Supplied data:
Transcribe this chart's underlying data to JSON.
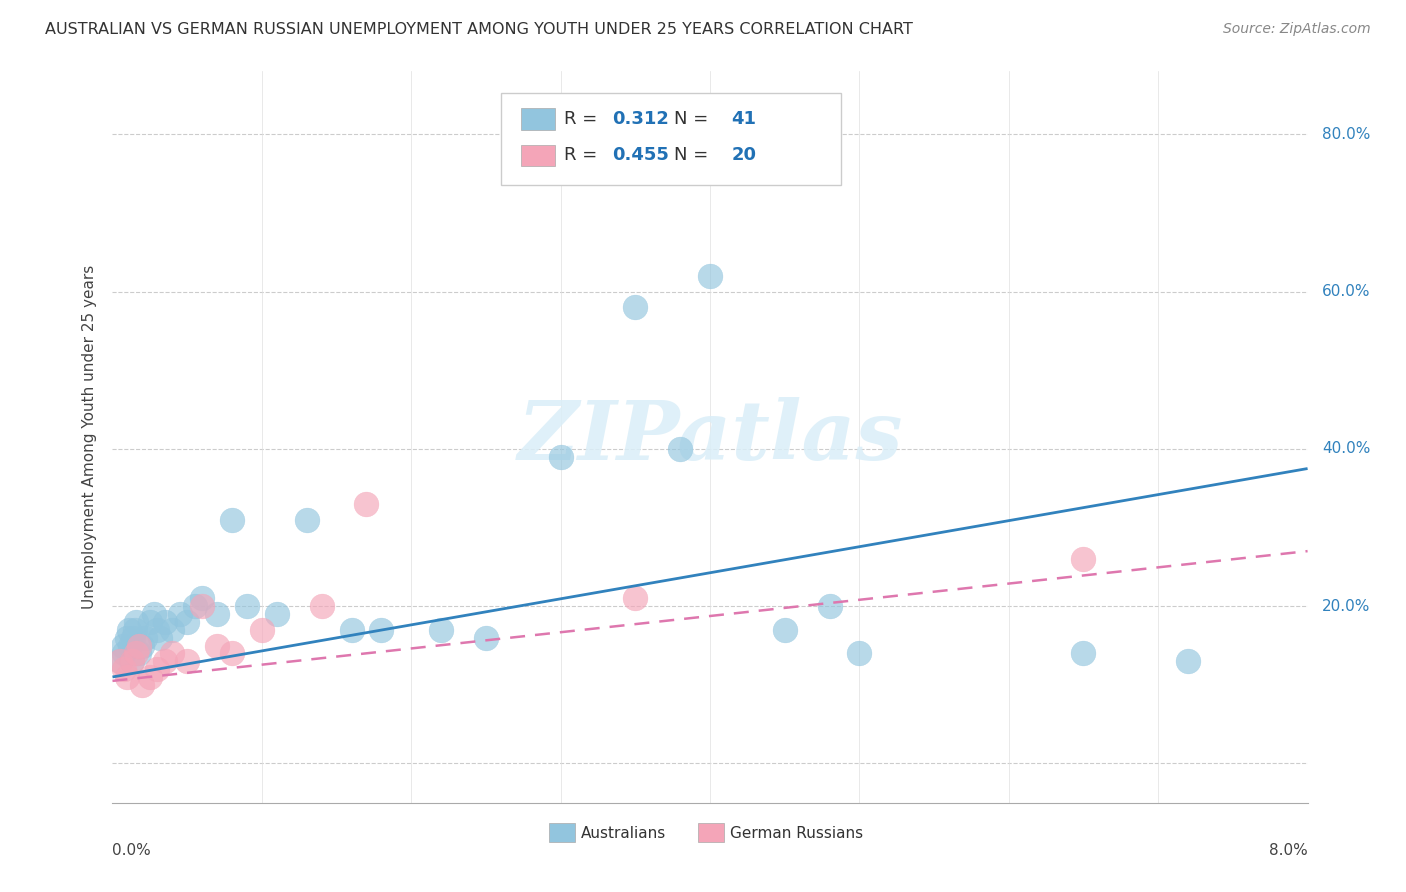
{
  "title": "AUSTRALIAN VS GERMAN RUSSIAN UNEMPLOYMENT AMONG YOUTH UNDER 25 YEARS CORRELATION CHART",
  "source": "Source: ZipAtlas.com",
  "ylabel": "Unemployment Among Youth under 25 years",
  "blue_color": "#92c5de",
  "pink_color": "#f4a5b8",
  "blue_line_color": "#3182bd",
  "pink_line_color": "#de77ae",
  "watermark_color": "#daeef8",
  "aus_x": [
    0.05,
    0.07,
    0.08,
    0.1,
    0.11,
    0.12,
    0.13,
    0.14,
    0.15,
    0.16,
    0.18,
    0.2,
    0.22,
    0.25,
    0.28,
    0.3,
    0.32,
    0.35,
    0.4,
    0.45,
    0.5,
    0.55,
    0.6,
    0.7,
    0.8,
    0.9,
    1.1,
    1.3,
    1.6,
    1.8,
    2.2,
    2.5,
    3.0,
    3.5,
    3.8,
    4.0,
    4.5,
    4.8,
    5.0,
    6.5,
    7.2
  ],
  "aus_y": [
    13,
    15,
    14,
    16,
    17,
    15,
    13,
    16,
    17,
    18,
    14,
    15,
    16,
    18,
    19,
    17,
    16,
    18,
    17,
    19,
    18,
    20,
    21,
    19,
    31,
    20,
    19,
    31,
    17,
    17,
    17,
    16,
    39,
    58,
    40,
    62,
    17,
    20,
    14,
    14,
    13
  ],
  "ger_x": [
    0.05,
    0.08,
    0.1,
    0.13,
    0.16,
    0.18,
    0.2,
    0.25,
    0.3,
    0.35,
    0.4,
    0.5,
    0.6,
    0.7,
    0.8,
    1.0,
    1.4,
    1.7,
    3.5,
    6.5
  ],
  "ger_y": [
    13,
    12,
    11,
    13,
    14,
    15,
    10,
    11,
    12,
    13,
    14,
    13,
    20,
    15,
    14,
    17,
    20,
    33,
    21,
    26
  ],
  "aus_trend": [
    11.0,
    37.5
  ],
  "ger_trend": [
    10.5,
    27.0
  ],
  "xlim": [
    0.0,
    8.0
  ],
  "ylim": [
    -5.0,
    88.0
  ],
  "ytick_vals": [
    0,
    20,
    40,
    60,
    80
  ],
  "ytick_labels": [
    "",
    "20.0%",
    "40.0%",
    "60.0%",
    "80.0%"
  ]
}
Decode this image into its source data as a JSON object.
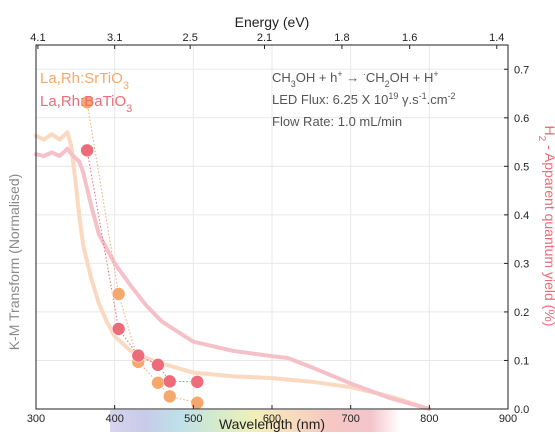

Exercise instructions:
Search the data above for the word "this", then gather each line in which it appears.

Full response:
Transcribe this chart's underlying data to JSON.
Decode this image into its source data as a JSON object.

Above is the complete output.